_EXTRACT:_
>>
Proof of de Broglie wavelength for electron According to de Broglie's wave-particle duality, the relation between electron's wavelength and momentum is $\lambda =h/mv$.
The proof of this is given in my textbook as follows:


*

*De Broglie first used Einstein's famous equation relating matter and energy,
$$E=mc^2,$$
where $E=$ energy, $m =$ mass, $c =$ speed of light.

*Using Planck's theory which states every quantum of a wave has a discrete amount of energy given by Planck's equation,
$$E=h\nu,$$
where $E =$ energy, $h =$ Plank's constant ($6.62607 \times 10^{-34}\:\mathrm{ J\:s}$), $\nu =$ frequency.

*Since de Broglie believes particles and wave have the same traits, the two energies would be the same:
$$mc^2=h\nu.$$

*Because real particles do not travel at the speed of light, de Broglie substituted $v$, velocity, for $c$, the speed of light:
$$mv^2=h\nu.$$
I want a direct proof without substituting $v$ for $c$. Is it possible to prove directly $\lambda=h/mv$ without substituting $v$ for $c$ in the equation $\lambda =h/mc$?
 A: De Broglie proposed that the relation $p=h/\lambda$ would not only hold for photons but also for massive particles. This inspired Schrödinger to propose his famous equation.
A: The $c$ in $mc^2$ is not the actual speed of the particle (unless we’re talking about light, but then m would be zero). $mc^2$ is simply the energy the particle has at rest.
I don’t know exactly how De Broglie did it, but you can prove it like this:
First you can prove that the momentum operator should be $\frac{\hbar}{i}\frac{d}{dx}$ by finding the generator of the translation operator in the quantum mechanical way (which gives you something like $\frac{d}{dx}$ as the generator) and the classical way (which gives you the momentum as the generator), and simply state that both results should be equivalent.
If this sounds unfamiliar, then I suggest you look into Noether’s theorem (it’s one of the coolest theorem’s in maths/physics, so I would suggest it anyway).
But if you’re okay with just assuming that the momentum operator is equal to $\frac{\hbar}{i}\frac{d}{dx}$, then you can just start from there.
Using $p = \frac{\hbar}{i}\frac{d}{dx}$ and the assumption that particles have a wave-like nature, you can prove that $p = \frac{h}{λ}$. Since in general, we can write the wave function of a given state of a particle as: $Ψ(x,t) = Ψ_0 e^{i(kx-ωt)}$, which gives us: $pΨ = \frac{\hbar}{i}\frac{dΨ}{dx} = \hbar k Ψ$, so $p = \hbar k = h/λ$.
<<
_EXERCISE DESCRIPTION:_ Decide whether each statement agrees with the de Broglie thread, answering yes or no and quoting the words that settle it: (a) the textbook proof replaces the speed of light with velocity; (b) one reply says the $c$ in $mc^2$ is the particle's actual speed; (c) one reply says de Broglie's proposal inspired Schrödinger's equation. Rely on the de Broglie thread alone.

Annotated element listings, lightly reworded
>>
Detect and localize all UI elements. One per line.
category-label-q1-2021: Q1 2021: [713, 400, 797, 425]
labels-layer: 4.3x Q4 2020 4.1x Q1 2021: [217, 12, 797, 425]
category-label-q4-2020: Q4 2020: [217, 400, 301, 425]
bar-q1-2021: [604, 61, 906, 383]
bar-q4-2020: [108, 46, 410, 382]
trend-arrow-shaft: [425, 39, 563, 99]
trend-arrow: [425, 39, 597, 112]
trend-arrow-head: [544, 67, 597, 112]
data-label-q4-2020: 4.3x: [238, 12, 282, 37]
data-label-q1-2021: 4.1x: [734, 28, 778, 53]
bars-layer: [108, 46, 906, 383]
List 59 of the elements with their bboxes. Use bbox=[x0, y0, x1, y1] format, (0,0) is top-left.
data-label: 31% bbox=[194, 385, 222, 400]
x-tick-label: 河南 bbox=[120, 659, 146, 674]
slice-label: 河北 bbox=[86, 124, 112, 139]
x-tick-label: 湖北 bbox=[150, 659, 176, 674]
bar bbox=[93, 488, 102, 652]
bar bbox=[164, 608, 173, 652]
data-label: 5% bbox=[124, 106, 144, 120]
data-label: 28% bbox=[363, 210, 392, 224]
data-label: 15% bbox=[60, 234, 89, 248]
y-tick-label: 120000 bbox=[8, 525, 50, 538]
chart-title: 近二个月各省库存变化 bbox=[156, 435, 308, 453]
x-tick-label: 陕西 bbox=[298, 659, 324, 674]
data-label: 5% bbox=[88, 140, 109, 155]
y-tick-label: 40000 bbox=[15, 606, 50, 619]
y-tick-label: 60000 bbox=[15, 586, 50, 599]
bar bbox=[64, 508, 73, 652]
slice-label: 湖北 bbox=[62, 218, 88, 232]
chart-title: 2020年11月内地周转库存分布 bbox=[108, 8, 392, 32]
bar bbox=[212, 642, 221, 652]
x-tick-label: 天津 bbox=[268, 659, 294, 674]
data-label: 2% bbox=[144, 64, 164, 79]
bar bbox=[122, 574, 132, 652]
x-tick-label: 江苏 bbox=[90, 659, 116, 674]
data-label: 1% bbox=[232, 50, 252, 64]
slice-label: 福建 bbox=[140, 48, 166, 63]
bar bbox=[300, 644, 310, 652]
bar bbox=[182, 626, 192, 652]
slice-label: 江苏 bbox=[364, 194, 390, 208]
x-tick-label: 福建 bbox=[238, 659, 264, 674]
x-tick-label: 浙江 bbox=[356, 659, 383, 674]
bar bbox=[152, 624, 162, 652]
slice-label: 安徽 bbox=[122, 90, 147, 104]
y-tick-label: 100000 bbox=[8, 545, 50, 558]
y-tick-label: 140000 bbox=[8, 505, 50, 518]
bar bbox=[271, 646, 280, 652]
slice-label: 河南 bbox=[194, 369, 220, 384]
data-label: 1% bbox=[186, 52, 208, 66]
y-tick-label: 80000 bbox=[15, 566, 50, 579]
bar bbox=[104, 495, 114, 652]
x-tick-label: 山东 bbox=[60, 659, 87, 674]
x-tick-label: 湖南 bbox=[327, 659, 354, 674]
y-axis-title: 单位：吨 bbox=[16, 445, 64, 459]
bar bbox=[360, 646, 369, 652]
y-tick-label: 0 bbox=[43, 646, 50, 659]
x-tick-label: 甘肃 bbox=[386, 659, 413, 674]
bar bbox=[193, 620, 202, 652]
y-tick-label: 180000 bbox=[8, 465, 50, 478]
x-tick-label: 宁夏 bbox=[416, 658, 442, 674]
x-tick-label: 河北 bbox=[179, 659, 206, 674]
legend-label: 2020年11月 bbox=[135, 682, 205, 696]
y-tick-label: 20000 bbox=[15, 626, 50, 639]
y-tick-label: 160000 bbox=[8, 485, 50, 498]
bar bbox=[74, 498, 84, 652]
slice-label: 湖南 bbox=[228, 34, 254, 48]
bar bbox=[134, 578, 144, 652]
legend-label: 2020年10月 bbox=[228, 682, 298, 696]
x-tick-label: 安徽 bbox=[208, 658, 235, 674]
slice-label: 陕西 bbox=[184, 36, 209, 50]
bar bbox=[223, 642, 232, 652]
<<
_RESULT FOR THIS TASK:_
(a) Yes: "de Broglie substituted $v$, velocity, for $c$, the speed of light"
(b) No: "The $c$ in $mc^2$ is not the actual speed of the particle"
(c) Yes: "This inspired Schrödinger to propose his famous equation."